Records to use

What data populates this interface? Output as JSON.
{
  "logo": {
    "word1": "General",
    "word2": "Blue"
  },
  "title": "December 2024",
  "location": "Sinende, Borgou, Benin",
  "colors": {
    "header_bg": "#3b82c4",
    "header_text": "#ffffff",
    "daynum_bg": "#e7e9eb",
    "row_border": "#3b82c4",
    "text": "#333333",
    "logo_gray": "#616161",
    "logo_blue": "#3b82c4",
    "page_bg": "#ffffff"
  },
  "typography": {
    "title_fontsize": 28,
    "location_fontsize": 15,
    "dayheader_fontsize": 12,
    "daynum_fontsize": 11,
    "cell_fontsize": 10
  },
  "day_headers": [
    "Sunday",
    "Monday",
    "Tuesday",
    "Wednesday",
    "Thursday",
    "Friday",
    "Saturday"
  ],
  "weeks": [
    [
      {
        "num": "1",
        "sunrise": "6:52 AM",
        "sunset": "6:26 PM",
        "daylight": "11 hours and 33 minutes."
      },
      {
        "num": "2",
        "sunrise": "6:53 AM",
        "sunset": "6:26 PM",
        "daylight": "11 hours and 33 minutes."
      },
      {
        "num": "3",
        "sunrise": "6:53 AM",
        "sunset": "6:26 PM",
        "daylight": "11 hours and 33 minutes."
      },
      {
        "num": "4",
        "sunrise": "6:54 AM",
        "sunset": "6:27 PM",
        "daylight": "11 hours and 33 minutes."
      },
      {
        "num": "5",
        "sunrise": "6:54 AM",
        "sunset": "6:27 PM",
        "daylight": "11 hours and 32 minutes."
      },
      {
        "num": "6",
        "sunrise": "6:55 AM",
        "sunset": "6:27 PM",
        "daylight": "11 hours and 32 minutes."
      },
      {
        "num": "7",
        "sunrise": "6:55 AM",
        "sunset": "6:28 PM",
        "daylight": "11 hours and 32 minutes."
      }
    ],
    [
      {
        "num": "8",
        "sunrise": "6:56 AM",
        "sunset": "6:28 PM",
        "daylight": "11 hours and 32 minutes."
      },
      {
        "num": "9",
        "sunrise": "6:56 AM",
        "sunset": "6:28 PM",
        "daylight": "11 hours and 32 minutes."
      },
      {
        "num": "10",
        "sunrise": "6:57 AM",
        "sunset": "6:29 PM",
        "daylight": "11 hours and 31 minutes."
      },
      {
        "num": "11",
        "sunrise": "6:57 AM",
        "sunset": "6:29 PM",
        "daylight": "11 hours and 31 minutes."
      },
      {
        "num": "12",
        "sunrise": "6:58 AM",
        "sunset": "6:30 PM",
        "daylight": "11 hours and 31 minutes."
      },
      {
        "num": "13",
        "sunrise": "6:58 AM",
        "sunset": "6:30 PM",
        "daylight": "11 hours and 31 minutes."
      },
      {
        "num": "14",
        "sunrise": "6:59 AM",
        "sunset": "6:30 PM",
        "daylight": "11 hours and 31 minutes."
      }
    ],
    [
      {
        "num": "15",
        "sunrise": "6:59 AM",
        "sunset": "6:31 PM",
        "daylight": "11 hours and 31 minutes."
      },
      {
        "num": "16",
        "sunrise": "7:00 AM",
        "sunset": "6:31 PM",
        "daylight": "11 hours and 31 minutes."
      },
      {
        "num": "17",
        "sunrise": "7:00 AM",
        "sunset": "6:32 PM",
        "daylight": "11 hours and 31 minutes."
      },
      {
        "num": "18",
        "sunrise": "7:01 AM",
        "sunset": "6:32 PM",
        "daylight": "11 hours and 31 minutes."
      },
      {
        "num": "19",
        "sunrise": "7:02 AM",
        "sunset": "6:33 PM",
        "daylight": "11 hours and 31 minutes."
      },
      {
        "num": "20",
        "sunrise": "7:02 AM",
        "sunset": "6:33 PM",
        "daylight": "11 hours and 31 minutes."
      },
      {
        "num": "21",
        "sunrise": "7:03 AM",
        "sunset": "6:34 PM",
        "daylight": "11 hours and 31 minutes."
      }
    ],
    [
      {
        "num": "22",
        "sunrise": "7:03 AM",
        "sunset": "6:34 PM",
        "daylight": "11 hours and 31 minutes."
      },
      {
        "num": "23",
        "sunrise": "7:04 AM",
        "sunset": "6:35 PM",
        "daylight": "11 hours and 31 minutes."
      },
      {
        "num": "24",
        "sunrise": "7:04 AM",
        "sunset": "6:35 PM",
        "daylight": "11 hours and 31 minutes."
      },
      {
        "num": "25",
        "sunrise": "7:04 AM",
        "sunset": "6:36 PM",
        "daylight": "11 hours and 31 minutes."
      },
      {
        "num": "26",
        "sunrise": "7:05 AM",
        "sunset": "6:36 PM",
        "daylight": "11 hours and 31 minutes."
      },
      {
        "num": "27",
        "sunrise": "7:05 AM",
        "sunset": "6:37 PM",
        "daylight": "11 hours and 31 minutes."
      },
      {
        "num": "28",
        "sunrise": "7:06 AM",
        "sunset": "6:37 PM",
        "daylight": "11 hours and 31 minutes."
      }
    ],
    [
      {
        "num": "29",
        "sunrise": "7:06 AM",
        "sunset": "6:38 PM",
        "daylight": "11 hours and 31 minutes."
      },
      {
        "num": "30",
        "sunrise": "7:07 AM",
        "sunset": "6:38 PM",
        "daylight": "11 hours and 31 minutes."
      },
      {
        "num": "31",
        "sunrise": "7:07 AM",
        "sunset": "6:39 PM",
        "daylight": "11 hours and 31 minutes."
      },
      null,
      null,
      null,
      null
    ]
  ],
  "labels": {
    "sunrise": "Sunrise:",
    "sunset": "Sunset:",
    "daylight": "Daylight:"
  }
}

Exercise objective
Output the full listing without altering anything.

Solution below
What data populates this interface? Output as JSON.
{
  "logo": {
    "word1": "General",
    "word2": "Blue"
  },
  "title": "December 2024",
  "location": "Sinende, Borgou, Benin",
  "colors": {
    "header_bg": "#3b82c4",
    "header_text": "#ffffff",
    "daynum_bg": "#e7e9eb",
    "row_border": "#3b82c4",
    "text": "#333333",
    "logo_gray": "#616161",
    "logo_blue": "#3b82c4",
    "page_bg": "#ffffff"
  },
  "typography": {
    "title_fontsize": 28,
    "location_fontsize": 15,
    "dayheader_fontsize": 12,
    "daynum_fontsize": 11,
    "cell_fontsize": 10
  },
  "day_headers": [
    "Sunday",
    "Monday",
    "Tuesday",
    "Wednesday",
    "Thursday",
    "Friday",
    "Saturday"
  ],
  "weeks": [
    [
      {
        "num": "1",
        "sunrise": "6:52 AM",
        "sunset": "6:26 PM",
        "daylight": "11 hours and 33 minutes."
      },
      {
        "num": "2",
        "sunrise": "6:53 AM",
        "sunset": "6:26 PM",
        "daylight": "11 hours and 33 minutes."
      },
      {
        "num": "3",
        "sunrise": "6:53 AM",
        "sunset": "6:26 PM",
        "daylight": "11 hours and 33 minutes."
      },
      {
        "num": "4",
        "sunrise": "6:54 AM",
        "sunset": "6:27 PM",
        "daylight": "11 hours and 33 minutes."
      },
      {
        "num": "5",
        "sunrise": "6:54 AM",
        "sunset": "6:27 PM",
        "daylight": "11 hours and 32 minutes."
      },
      {
        "num": "6",
        "sunrise": "6:55 AM",
        "sunset": "6:27 PM",
        "daylight": "11 hours and 32 minutes."
      },
      {
        "num": "7",
        "sunrise": "6:55 AM",
        "sunset": "6:28 PM",
        "daylight": "11 hours and 32 minutes."
      }
    ],
    [
      {
        "num": "8",
        "sunrise": "6:56 AM",
        "sunset": "6:28 PM",
        "daylight": "11 hours and 32 minutes."
      },
      {
        "num": "9",
        "sunrise": "6:56 AM",
        "sunset": "6:28 PM",
        "daylight": "11 hours and 32 minutes."
      },
      {
        "num": "10",
        "sunrise": "6:57 AM",
        "sunset": "6:29 PM",
        "daylight": "11 hours and 31 minutes."
      },
      {
        "num": "11",
        "sunrise": "6:57 AM",
        "sunset": "6:29 PM",
        "daylight": "11 hours and 31 minutes."
      },
      {
        "num": "12",
        "sunrise": "6:58 AM",
        "sunset": "6:30 PM",
        "daylight": "11 hours and 31 minutes."
      },
      {
        "num": "13",
        "sunrise": "6:58 AM",
        "sunset": "6:30 PM",
        "daylight": "11 hours and 31 minutes."
      },
      {
        "num": "14",
        "sunrise": "6:59 AM",
        "sunset": "6:30 PM",
        "daylight": "11 hours and 31 minutes."
      }
    ],
    [
      {
        "num": "15",
        "sunrise": "6:59 AM",
        "sunset": "6:31 PM",
        "daylight": "11 hours and 31 minutes."
      },
      {
        "num": "16",
        "sunrise": "7:00 AM",
        "sunset": "6:31 PM",
        "daylight": "11 hours and 31 minutes."
      },
      {
        "num": "17",
        "sunrise": "7:00 AM",
        "sunset": "6:32 PM",
        "daylight": "11 hours and 31 minutes."
      },
      {
        "num": "18",
        "sunrise": "7:01 AM",
        "sunset": "6:32 PM",
        "daylight": "11 hours and 31 minutes."
      },
      {
        "num": "19",
        "sunrise": "7:02 AM",
        "sunset": "6:33 PM",
        "daylight": "11 hours and 31 minutes."
      },
      {
        "num": "20",
        "sunrise": "7:02 AM",
        "sunset": "6:33 PM",
        "daylight": "11 hours and 31 minutes."
      },
      {
        "num": "21",
        "sunrise": "7:03 AM",
        "sunset": "6:34 PM",
        "daylight": "11 hours and 31 minutes."
      }
    ],
    [
      {
        "num": "22",
        "sunrise": "7:03 AM",
        "sunset": "6:34 PM",
        "daylight": "11 hours and 31 minutes."
      },
      {
        "num": "23",
        "sunrise": "7:04 AM",
        "sunset": "6:35 PM",
        "daylight": "11 hours and 31 minutes."
      },
      {
        "num": "24",
        "sunrise": "7:04 AM",
        "sunset": "6:35 PM",
        "daylight": "11 hours and 31 minutes."
      },
      {
        "num": "25",
        "sunrise": "7:04 AM",
        "sunset": "6:36 PM",
        "daylight": "11 hours and 31 minutes."
      },
      {
        "num": "26",
        "sunrise": "7:05 AM",
        "sunset": "6:36 PM",
        "daylight": "11 hours and 31 minutes."
      },
      {
        "num": "27",
        "sunrise": "7:05 AM",
        "sunset": "6:37 PM",
        "daylight": "11 hours and 31 minutes."
      },
      {
        "num": "28",
        "sunrise": "7:06 AM",
        "sunset": "6:37 PM",
        "daylight": "11 hours and 31 minutes."
      }
    ],
    [
      {
        "num": "29",
        "sunrise": "7:06 AM",
        "sunset": "6:38 PM",
        "daylight": "11 hours and 31 minutes."
      },
      {
        "num": "30",
        "sunrise": "7:07 AM",
        "sunset": "6:38 PM",
        "daylight": "11 hours and 31 minutes."
      },
      {
        "num": "31",
        "sunrise": "7:07 AM",
        "sunset": "6:39 PM",
        "daylight": "11 hours and 31 minutes."
      },
      null,
      null,
      null,
      null
    ]
  ],
  "labels": {
    "sunrise": "Sunrise:",
    "sunset": "Sunset:",
    "daylight": "Daylight:"
  }
}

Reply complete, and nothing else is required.